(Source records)
________________________

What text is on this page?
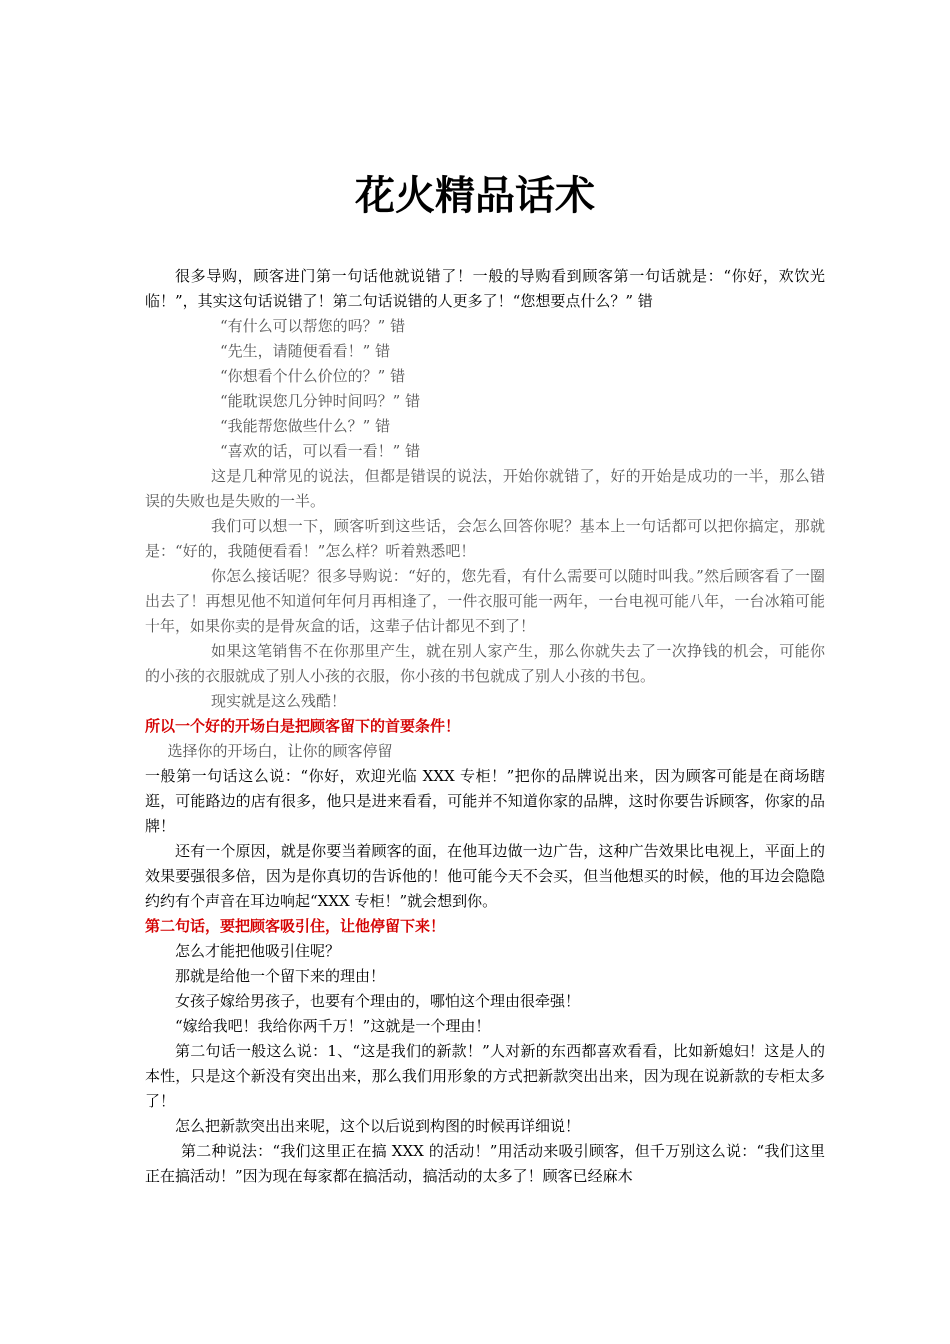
花火精品话术

很多导购，顾客进门第一句话他就说错了！一般的导购看到顾客第一句话就是：“你好，欢饮光临！”，其实这句话说错了！第二句话说错的人更多了！“您想要点什么？” 错

“有什么可以帮您的吗？” 错

“先生，请随便看看！” 错

“你想看个什么价位的？” 错

“能耽误您几分钟时间吗？” 错

“我能帮您做些什么？” 错

“喜欢的话，可以看一看！” 错

这是几种常见的说法，但都是错误的说法，开始你就错了，好的开始是成功的一半，那么错误的失败也是失败的一半。

我们可以想一下，顾客听到这些话，会怎么回答你呢？基本上一句话都可以把你搞定，那就是：“好的，我随便看看！”怎么样？听着熟悉吧！

你怎么接话呢？很多导购说：“好的，您先看，有什么需要可以随时叫我。”然后顾客看了一圈出去了！再想见他不知道何年何月再相逢了，一件衣服可能一两年，一台电视可能八年，一台冰箱可能十年，如果你卖的是骨灰盒的话，这辈子估计都见不到了！

如果这笔销售不在你那里产生，就在别人家产生，那么你就失去了一次挣钱的机会，可能你的小孩的衣服就成了别人小孩的衣服，你小孩的书包就成了别人小孩的书包。

现实就是这么残酷！

所以一个好的开场白是把顾客留下的首要条件！

选择你的开场白，让你的顾客停留

一般第一句话这么说：“你好，欢迎光临 XXX 专柜！”把你的品牌说出来，因为顾客可能是在商场瞎逛，可能路边的店有很多，他只是进来看看，可能并不知道你家的品牌，这时你要告诉顾客，你家的品牌！

还有一个原因，就是你要当着顾客的面，在他耳边做一边广告，这种广告效果比电视上，平面上的效果要强很多倍，因为是你真切的告诉他的！他可能今天不会买，但当他想买的时候，他的耳边会隐隐约约有个声音在耳边响起“XXX 专柜！”就会想到你。

第二句话，要把顾客吸引住，让他停留下来！

怎么才能把他吸引住呢？

那就是给他一个留下来的理由！

女孩子嫁给男孩子，也要有个理由的，哪怕这个理由很牵强！

“嫁给我吧！我给你两千万！”这就是一个理由！

第二句话一般这么说：1、“这是我们的新款！”人对新的东西都喜欢看看，比如新媳妇！这是人的本性，只是这个新没有突出出来，那么我们用形象的方式把新款突出出来，因为现在说新款的专柜太多了！

怎么把新款突出出来呢，这个以后说到构图的时候再详细说！

第二种说法：“我们这里正在搞 XXX 的活动！”用活动来吸引顾客，但千万别这么说：“我们这里正在搞活动！”因为现在每家都在搞活动，搞活动的太多了！顾客已经麻木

________________________

STATED PROBLEM:
Take the listing above and print it exactly, apart from the pictures.

WRITTEN RESPONSE:
What text is on this page?
花火精品话术

很多导购，顾客进门第一句话他就说错了！一般的导购看到顾客第一句话就是：“你好，欢饮光临！”，其实这句话说错了！第二句话说错的人更多了！“您想要点什么？” 错

“有什么可以帮您的吗？” 错

“先生，请随便看看！” 错

“你想看个什么价位的？” 错

“能耽误您几分钟时间吗？” 错

“我能帮您做些什么？” 错

“喜欢的话，可以看一看！” 错

这是几种常见的说法，但都是错误的说法，开始你就错了，好的开始是成功的一半，那么错误的失败也是失败的一半。

我们可以想一下，顾客听到这些话，会怎么回答你呢？基本上一句话都可以把你搞定，那就是：“好的，我随便看看！”怎么样？听着熟悉吧！

你怎么接话呢？很多导购说：“好的，您先看，有什么需要可以随时叫我。”然后顾客看了一圈出去了！再想见他不知道何年何月再相逢了，一件衣服可能一两年，一台电视可能八年，一台冰箱可能十年，如果你卖的是骨灰盒的话，这辈子估计都见不到了！

如果这笔销售不在你那里产生，就在别人家产生，那么你就失去了一次挣钱的机会，可能你的小孩的衣服就成了别人小孩的衣服，你小孩的书包就成了别人小孩的书包。

现实就是这么残酷！

所以一个好的开场白是把顾客留下的首要条件！

选择你的开场白，让你的顾客停留

一般第一句话这么说：“你好，欢迎光临 XXX 专柜！”把你的品牌说出来，因为顾客可能是在商场瞎逛，可能路边的店有很多，他只是进来看看，可能并不知道你家的品牌，这时你要告诉顾客，你家的品牌！

还有一个原因，就是你要当着顾客的面，在他耳边做一边广告，这种广告效果比电视上，平面上的效果要强很多倍，因为是你真切的告诉他的！他可能今天不会买，但当他想买的时候，他的耳边会隐隐约约有个声音在耳边响起“XXX 专柜！”就会想到你。

第二句话，要把顾客吸引住，让他停留下来！

怎么才能把他吸引住呢？

那就是给他一个留下来的理由！

女孩子嫁给男孩子，也要有个理由的，哪怕这个理由很牵强！

“嫁给我吧！我给你两千万！”这就是一个理由！

第二句话一般这么说：1、“这是我们的新款！”人对新的东西都喜欢看看，比如新媳妇！这是人的本性，只是这个新没有突出出来，那么我们用形象的方式把新款突出出来，因为现在说新款的专柜太多了！

怎么把新款突出出来呢，这个以后说到构图的时候再详细说！

第二种说法：“我们这里正在搞 XXX 的活动！”用活动来吸引顾客，但千万别这么说：“我们这里正在搞活动！”因为现在每家都在搞活动，搞活动的太多了！顾客已经麻木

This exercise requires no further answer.